Given request: Drop the pictures from the entries below, then reproduce the rest exactly.

+++ Data to process

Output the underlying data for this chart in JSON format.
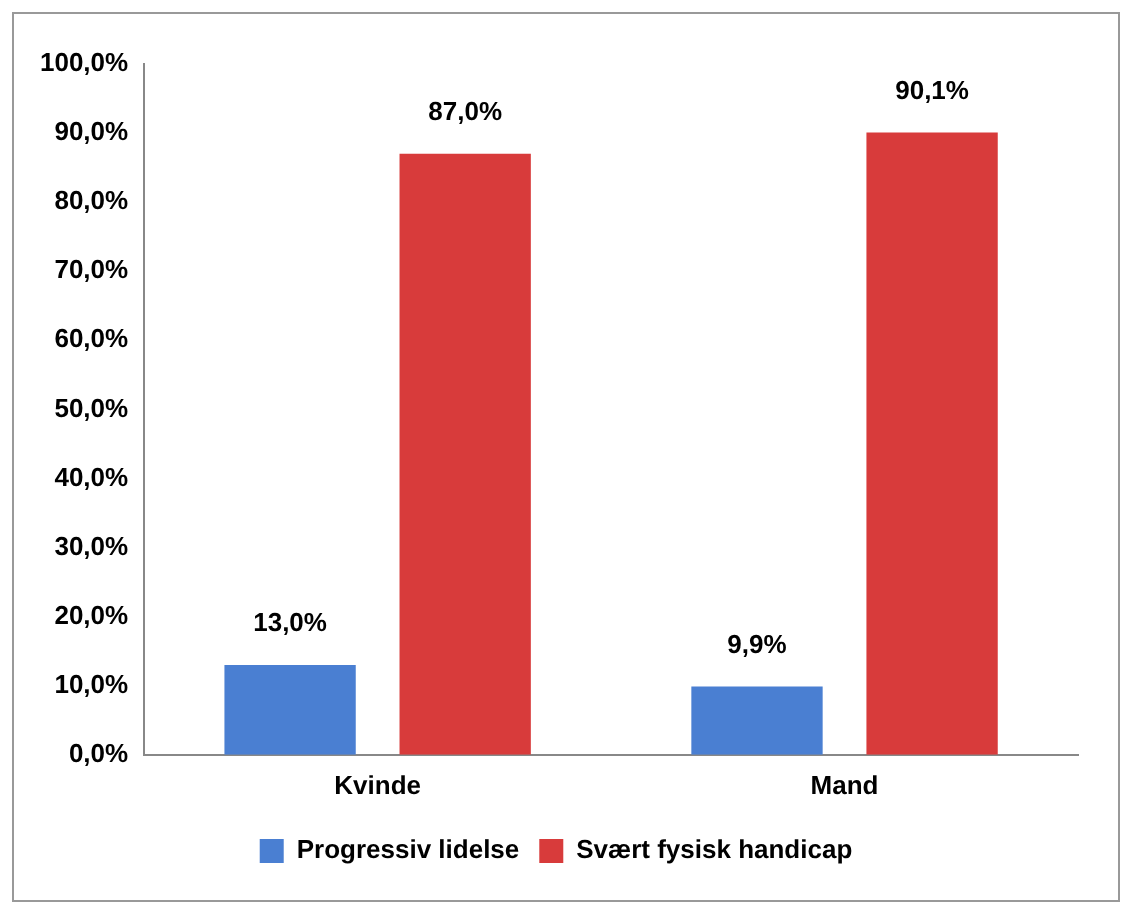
{
  "chart_data": {
    "type": "bar",
    "categories": [
      "Kvinde",
      "Mand"
    ],
    "series": [
      {
        "name": "Progressiv lidelse",
        "color": "#4a7fd2",
        "values": [
          13.0,
          9.9
        ],
        "value_labels": [
          "13,0%",
          "9,9%"
        ]
      },
      {
        "name": "Svært fysisk handicap",
        "color": "#d83b3b",
        "values": [
          87.0,
          90.1
        ],
        "value_labels": [
          "87,0%",
          "90,1%"
        ]
      }
    ],
    "ylim": [
      0,
      100
    ],
    "yticks": [
      {
        "value": 0,
        "label": "0,0%"
      },
      {
        "value": 10,
        "label": "10,0%"
      },
      {
        "value": 20,
        "label": "20,0%"
      },
      {
        "value": 30,
        "label": "30,0%"
      },
      {
        "value": 40,
        "label": "40,0%"
      },
      {
        "value": 50,
        "label": "50,0%"
      },
      {
        "value": 60,
        "label": "60,0%"
      },
      {
        "value": 70,
        "label": "70,0%"
      },
      {
        "value": 80,
        "label": "80,0%"
      },
      {
        "value": 90,
        "label": "90,0%"
      },
      {
        "value": 100,
        "label": "100,0%"
      }
    ],
    "grid": false,
    "legend": "bottom"
  }
}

++++++

Full solution:
Output the underlying data for this chart in JSON format.
{
  "chart_data": {
    "type": "bar",
    "categories": [
      "Kvinde",
      "Mand"
    ],
    "series": [
      {
        "name": "Progressiv lidelse",
        "color": "#4a7fd2",
        "values": [
          13.0,
          9.9
        ],
        "value_labels": [
          "13,0%",
          "9,9%"
        ]
      },
      {
        "name": "Svært fysisk handicap",
        "color": "#d83b3b",
        "values": [
          87.0,
          90.1
        ],
        "value_labels": [
          "87,0%",
          "90,1%"
        ]
      }
    ],
    "ylim": [
      0,
      100
    ],
    "yticks": [
      {
        "value": 0,
        "label": "0,0%"
      },
      {
        "value": 10,
        "label": "10,0%"
      },
      {
        "value": 20,
        "label": "20,0%"
      },
      {
        "value": 30,
        "label": "30,0%"
      },
      {
        "value": 40,
        "label": "40,0%"
      },
      {
        "value": 50,
        "label": "50,0%"
      },
      {
        "value": 60,
        "label": "60,0%"
      },
      {
        "value": 70,
        "label": "70,0%"
      },
      {
        "value": 80,
        "label": "80,0%"
      },
      {
        "value": 90,
        "label": "90,0%"
      },
      {
        "value": 100,
        "label": "100,0%"
      }
    ],
    "grid": false,
    "legend": "bottom"
  }
}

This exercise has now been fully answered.